**WHAT YOU NEED TO DO**. Transcribe all of the material exactly, except for its pictures.

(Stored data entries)

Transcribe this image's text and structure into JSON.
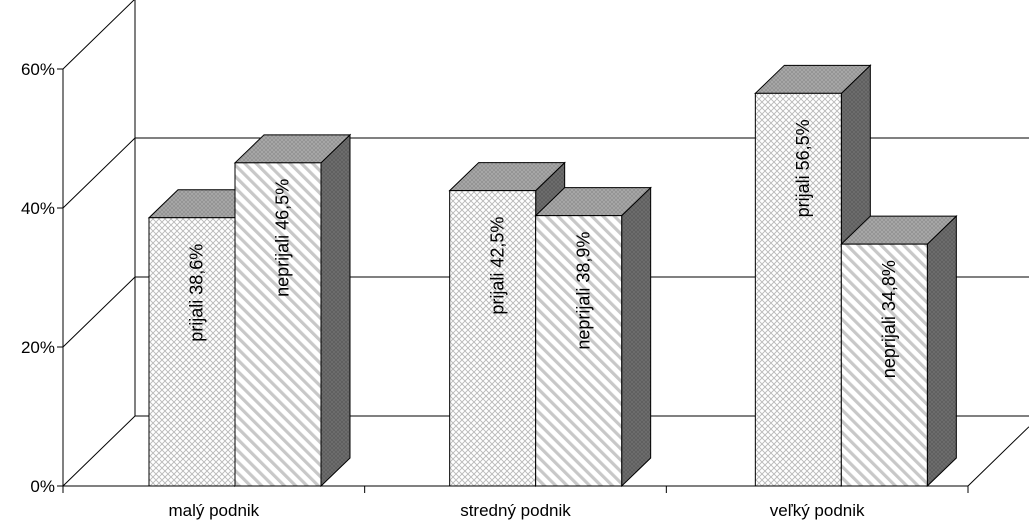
{
  "chart_data": {
    "type": "bar",
    "categories": [
      "malý podnik",
      "stredný podnik",
      "veľký podnik"
    ],
    "series": [
      {
        "name": "prijali",
        "values": [
          38.6,
          42.5,
          56.5
        ]
      },
      {
        "name": "neprijali",
        "values": [
          46.5,
          38.9,
          34.8
        ]
      }
    ],
    "data_labels": [
      [
        "prijali  38,6%",
        "neprijali  46,5%"
      ],
      [
        "prijali  42,5%",
        "neprijali  38,9%"
      ],
      [
        "prijali  56,5%",
        "neprijali  34,8%"
      ]
    ],
    "y_ticks": [
      0,
      20,
      40,
      60
    ],
    "y_tick_labels": [
      "0%",
      "20%",
      "40%",
      "60%"
    ],
    "ylim": [
      0,
      60
    ],
    "title": "",
    "xlabel": "",
    "ylabel": "",
    "grid": true,
    "style": "3d",
    "colors": {
      "front": "#ffffff",
      "pattern_dots": "#b8b8b8",
      "pattern_hatch": "#c8c8c8",
      "top": "#a8a8a8",
      "side": "#6e6e6e",
      "gridline": "#000000",
      "axis": "#000000"
    }
  }
}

**EXERCISE RESULT**.
Transcribe this image's text and structure into JSON.
{
  "chart_data": {
    "type": "bar",
    "categories": [
      "malý podnik",
      "stredný podnik",
      "veľký podnik"
    ],
    "series": [
      {
        "name": "prijali",
        "values": [
          38.6,
          42.5,
          56.5
        ]
      },
      {
        "name": "neprijali",
        "values": [
          46.5,
          38.9,
          34.8
        ]
      }
    ],
    "data_labels": [
      [
        "prijali  38,6%",
        "neprijali  46,5%"
      ],
      [
        "prijali  42,5%",
        "neprijali  38,9%"
      ],
      [
        "prijali  56,5%",
        "neprijali  34,8%"
      ]
    ],
    "y_ticks": [
      0,
      20,
      40,
      60
    ],
    "y_tick_labels": [
      "0%",
      "20%",
      "40%",
      "60%"
    ],
    "ylim": [
      0,
      60
    ],
    "title": "",
    "xlabel": "",
    "ylabel": "",
    "grid": true,
    "style": "3d",
    "colors": {
      "front": "#ffffff",
      "pattern_dots": "#b8b8b8",
      "pattern_hatch": "#c8c8c8",
      "top": "#a8a8a8",
      "side": "#6e6e6e",
      "gridline": "#000000",
      "axis": "#000000"
    }
  }
}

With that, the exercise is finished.